*Excerpt*.

<<<<

LinkedIn can be an important way to connect while you are writing a proposal. Try something like “I’m working on a thorough proposal in response to your RPF and I wanted to connect with you to learn more valuable information about X company and your needs.” Also, make sure to mention where you got the lead that inspired you to send in a proposal, whether it was a publicly advertised RPF or if you can drop names like they’re hot.

LinkedIn is also a useful way to follow up on a proposal already sent out. A simple “Just wanted to thank you again for letting (my) company send you a proposal to do X. Please let me know if have any further questions or if you are interested in a different package of our services.” Here, you show good attention to service, without seeming intrusive, while also happening to mention that you are flexible with pricing plans, without promising to lower your price.

Plus, remember, though this can be risky, if you connect with your competitors, you are one degree closer to reaching their customers, too.

You can use it to find jobs, too

In the same TheNextWeb article, they re-quote founder Allen Blue as describing the future of his company as one of the mechanisms that change the world view that instead of just needing a job, everyone can do a job that you love and are great at. LinkedIn is that facilitator to exhibit your passions and to use them to pair a perfect job for them.

Nowadays, more and more companies are moving most or all of their online recruitment to LinkedIn. Dot-coms especially are posting less on Monster.com or InfoJobs, perhaps to show camaraderie with their e-brethren or more likely because they believe in the service. Companies in general are using LinkedIn more because they really value the service and want to make sure their candidates use it. It’s also a nearly effortless way to check first-round references. LinkedIn allows companies to have more holistic views of their candidates and the types of professionals they are, while still being able to whittle down with advanced searches.

>>>>

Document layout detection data
<<<<

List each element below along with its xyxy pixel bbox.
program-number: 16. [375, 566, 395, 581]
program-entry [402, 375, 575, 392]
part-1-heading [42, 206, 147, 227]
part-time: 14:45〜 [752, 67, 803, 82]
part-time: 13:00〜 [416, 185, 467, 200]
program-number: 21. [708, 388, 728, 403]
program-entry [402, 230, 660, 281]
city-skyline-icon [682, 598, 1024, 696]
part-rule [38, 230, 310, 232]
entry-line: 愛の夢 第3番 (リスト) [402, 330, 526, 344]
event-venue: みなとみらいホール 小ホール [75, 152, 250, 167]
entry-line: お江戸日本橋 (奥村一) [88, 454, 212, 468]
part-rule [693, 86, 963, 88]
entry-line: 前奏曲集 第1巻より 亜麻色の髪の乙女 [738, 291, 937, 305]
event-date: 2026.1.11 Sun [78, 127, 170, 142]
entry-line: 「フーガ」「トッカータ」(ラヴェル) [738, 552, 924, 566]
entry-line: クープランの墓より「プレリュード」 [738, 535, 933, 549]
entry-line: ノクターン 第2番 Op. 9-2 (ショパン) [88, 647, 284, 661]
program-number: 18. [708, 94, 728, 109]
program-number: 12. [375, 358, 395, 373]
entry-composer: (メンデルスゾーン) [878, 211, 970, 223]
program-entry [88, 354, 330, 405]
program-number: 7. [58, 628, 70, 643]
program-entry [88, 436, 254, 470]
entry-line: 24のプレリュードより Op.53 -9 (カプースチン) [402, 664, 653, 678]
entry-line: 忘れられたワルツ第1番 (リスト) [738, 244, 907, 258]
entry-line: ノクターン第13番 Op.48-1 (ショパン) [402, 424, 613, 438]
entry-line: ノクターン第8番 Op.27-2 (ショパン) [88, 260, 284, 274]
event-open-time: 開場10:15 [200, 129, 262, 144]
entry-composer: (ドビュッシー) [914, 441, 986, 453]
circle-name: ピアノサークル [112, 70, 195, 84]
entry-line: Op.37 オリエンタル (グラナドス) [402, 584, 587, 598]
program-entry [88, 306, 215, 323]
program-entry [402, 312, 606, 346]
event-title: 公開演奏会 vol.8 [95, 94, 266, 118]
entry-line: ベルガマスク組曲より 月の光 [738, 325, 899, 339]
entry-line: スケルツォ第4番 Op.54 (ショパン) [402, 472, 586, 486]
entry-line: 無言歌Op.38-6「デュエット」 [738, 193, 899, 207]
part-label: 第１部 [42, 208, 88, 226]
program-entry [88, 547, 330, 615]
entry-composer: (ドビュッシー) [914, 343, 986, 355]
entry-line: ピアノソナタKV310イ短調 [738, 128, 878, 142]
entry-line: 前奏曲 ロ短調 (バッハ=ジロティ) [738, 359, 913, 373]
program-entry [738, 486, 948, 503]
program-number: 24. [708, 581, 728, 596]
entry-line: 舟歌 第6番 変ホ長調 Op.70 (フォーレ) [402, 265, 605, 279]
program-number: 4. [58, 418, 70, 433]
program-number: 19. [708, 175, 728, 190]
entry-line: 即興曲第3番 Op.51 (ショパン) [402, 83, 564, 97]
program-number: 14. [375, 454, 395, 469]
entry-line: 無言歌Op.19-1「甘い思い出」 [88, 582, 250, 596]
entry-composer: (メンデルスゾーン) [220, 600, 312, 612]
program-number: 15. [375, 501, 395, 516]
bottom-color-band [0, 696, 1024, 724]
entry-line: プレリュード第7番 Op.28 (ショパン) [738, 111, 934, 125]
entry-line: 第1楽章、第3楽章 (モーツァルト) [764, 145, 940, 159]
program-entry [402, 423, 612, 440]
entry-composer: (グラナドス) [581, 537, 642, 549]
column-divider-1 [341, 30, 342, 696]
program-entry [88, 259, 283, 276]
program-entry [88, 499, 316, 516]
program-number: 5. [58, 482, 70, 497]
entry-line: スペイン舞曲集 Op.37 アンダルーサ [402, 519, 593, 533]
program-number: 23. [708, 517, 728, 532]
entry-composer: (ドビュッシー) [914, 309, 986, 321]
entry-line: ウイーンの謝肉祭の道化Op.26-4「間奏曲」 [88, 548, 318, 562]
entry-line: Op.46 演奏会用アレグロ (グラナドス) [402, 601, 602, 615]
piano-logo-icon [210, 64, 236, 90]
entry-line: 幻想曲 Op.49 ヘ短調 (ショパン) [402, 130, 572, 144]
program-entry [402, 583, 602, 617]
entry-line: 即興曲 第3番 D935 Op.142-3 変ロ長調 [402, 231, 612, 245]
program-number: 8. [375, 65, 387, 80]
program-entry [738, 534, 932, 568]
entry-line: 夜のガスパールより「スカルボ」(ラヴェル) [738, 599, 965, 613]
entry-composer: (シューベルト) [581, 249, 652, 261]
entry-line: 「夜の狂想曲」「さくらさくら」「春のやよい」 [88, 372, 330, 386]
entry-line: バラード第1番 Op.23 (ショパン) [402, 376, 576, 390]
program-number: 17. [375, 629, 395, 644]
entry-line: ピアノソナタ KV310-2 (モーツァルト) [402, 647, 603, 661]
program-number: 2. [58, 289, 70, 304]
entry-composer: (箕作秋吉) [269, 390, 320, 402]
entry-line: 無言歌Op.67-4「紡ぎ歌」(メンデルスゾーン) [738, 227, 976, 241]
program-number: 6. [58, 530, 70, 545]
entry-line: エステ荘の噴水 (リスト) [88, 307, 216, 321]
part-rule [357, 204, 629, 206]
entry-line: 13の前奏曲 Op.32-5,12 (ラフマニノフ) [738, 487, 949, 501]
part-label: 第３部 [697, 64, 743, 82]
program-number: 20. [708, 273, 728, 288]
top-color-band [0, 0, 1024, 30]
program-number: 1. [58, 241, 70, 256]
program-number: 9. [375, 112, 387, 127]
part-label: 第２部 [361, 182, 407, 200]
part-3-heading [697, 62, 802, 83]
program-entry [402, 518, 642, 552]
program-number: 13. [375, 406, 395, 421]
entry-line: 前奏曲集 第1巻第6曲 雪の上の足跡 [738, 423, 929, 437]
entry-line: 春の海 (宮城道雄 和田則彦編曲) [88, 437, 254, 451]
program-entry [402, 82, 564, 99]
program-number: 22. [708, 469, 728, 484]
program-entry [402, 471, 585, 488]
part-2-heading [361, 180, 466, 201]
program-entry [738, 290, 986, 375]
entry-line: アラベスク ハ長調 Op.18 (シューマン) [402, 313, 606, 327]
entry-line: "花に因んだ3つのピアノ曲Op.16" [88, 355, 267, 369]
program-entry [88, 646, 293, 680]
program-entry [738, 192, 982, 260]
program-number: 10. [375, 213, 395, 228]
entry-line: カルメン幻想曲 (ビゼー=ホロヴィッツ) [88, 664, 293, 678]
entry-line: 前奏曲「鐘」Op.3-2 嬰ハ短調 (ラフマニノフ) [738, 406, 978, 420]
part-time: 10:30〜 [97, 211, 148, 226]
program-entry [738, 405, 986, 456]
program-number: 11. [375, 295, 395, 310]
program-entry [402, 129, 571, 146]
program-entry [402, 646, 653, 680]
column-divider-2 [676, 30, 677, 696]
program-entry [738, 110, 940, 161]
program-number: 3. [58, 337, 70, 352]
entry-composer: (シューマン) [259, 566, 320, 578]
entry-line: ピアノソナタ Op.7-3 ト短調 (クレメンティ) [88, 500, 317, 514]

>>>>

*Tasks to carry out*.
1. Answer these questions from the LinkedIn excerpt:
(a) Which two job sites are dot-coms posting on less?
(b) Who does the TheNextWeb article re-quote about the future of his company?
(c) If you connect with your competitors, whom are you one degree closer to reaching?
2. Please carry on the LinkedIn excerpt after its last sentence.

*Answers by task*.
1.
(a) Monster.com and InfoJobs.
(b) Founder Allen Blue.
(c) Their customers.

2.
Screen Shot 2013-05-06 at 6.06.55 PMWhat’s good for you is that, in these economically trying times, big job-post boards are inundated. In Spain, where I live, almost every job on InfoJobs sees 500+ applicants. It’s easier to drown than stand out in a candidate pool that crowded! When a recruiter sweeps swiftly through the applicants on most job boards, they are using search functionalities to make fast cuts. They can do that on LinkedIn too, but a two-second glance at your photo and tagline may be enough to keep you in the running. Plus, if you are in a professional group with them or are connected near to them, you are bumped up to the top of their search results.

Of course, I believe using LinkedIn to search for jobs is rather useless if that’s the only time you log in. You aren’t optimizing LinkedIn and using it as a social network, if you are only using it when you need or want a new job. This interconnected world is all about relationship building, which means putting some time and effort into cultivating new virtual relationships and doing at least the minimum (“liked” or retweeted anyone’s update lately?) to keep in touch with those you already have.

When it all comes down to it, LinkedIn is a professional social network. So get professionally social on it!

How do you use LinkedIn to grow your business?

**OK, I must admit, many of my business English students here in Spain have a solid fear. They believe if they update their LinkedIn, their bosses will think they are looking for a new job (which, really, they usually are.) Spain allegedly has the top percentage of LinkedIn sign-ups, with the lowest level of usage. They tend to only use it when they join the 27 percent of folks unemployed. This is not getting it — it’s a professional social network, not a community job board. Using LinkedIn on the regular, interacting in different groups in your field, and being a clear representative of your company will eliminate your boss’s justification to worry (while still really making you appear more qualified and hirable.)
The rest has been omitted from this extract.